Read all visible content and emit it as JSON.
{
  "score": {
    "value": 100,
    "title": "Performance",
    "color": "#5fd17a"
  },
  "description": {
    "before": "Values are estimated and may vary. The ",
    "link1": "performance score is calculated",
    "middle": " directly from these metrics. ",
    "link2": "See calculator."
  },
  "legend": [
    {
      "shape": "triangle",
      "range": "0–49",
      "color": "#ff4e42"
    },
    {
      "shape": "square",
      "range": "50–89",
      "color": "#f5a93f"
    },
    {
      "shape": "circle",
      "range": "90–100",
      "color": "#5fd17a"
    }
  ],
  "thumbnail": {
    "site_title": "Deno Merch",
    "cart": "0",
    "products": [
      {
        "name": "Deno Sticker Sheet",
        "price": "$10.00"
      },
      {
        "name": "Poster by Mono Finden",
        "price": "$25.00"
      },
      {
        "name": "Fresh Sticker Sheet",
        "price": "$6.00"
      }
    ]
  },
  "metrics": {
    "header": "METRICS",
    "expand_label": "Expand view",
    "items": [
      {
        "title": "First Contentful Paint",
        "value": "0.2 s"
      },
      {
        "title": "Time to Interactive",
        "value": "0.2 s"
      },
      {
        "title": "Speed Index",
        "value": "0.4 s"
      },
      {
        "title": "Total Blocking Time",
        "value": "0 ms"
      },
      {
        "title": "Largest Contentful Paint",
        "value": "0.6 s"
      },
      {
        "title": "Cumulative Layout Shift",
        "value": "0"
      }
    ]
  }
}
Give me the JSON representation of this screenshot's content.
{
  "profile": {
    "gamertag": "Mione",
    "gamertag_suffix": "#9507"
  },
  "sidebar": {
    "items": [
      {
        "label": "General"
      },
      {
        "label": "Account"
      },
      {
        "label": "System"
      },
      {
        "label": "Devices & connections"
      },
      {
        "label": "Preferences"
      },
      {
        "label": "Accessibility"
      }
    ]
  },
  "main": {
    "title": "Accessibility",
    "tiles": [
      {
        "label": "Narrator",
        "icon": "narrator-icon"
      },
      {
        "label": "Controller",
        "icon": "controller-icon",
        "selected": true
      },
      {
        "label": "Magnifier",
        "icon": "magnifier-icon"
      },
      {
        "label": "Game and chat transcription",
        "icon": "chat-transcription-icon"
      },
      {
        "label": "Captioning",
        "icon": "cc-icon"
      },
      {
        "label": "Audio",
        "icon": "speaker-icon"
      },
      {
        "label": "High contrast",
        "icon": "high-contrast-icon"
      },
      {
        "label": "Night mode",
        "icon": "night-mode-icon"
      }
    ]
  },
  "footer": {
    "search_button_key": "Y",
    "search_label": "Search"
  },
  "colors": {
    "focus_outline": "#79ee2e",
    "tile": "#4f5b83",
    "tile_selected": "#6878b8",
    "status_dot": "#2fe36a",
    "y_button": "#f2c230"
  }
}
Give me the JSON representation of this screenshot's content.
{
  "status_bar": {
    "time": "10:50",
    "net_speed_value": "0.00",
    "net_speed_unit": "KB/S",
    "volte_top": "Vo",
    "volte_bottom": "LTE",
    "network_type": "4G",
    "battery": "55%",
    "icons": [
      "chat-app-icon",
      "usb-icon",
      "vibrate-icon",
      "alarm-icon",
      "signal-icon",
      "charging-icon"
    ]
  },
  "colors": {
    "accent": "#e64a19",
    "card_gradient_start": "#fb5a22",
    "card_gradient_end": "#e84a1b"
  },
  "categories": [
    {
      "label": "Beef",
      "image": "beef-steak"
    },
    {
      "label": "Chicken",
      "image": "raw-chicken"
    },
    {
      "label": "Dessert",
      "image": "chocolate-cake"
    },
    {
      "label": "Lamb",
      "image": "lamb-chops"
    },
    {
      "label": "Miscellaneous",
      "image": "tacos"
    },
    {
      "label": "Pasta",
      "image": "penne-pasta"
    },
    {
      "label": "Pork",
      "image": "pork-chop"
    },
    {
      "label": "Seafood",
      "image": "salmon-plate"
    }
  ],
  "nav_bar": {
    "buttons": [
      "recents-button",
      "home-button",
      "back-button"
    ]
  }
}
----------------------------------------
§ REQUIRED WORK
Pull out all lines from the entries above in which the word "shape" appears.

§ SOLVED PROBLEM
      "shape": "triangle",
      "shape": "square",
      "shape": "circle",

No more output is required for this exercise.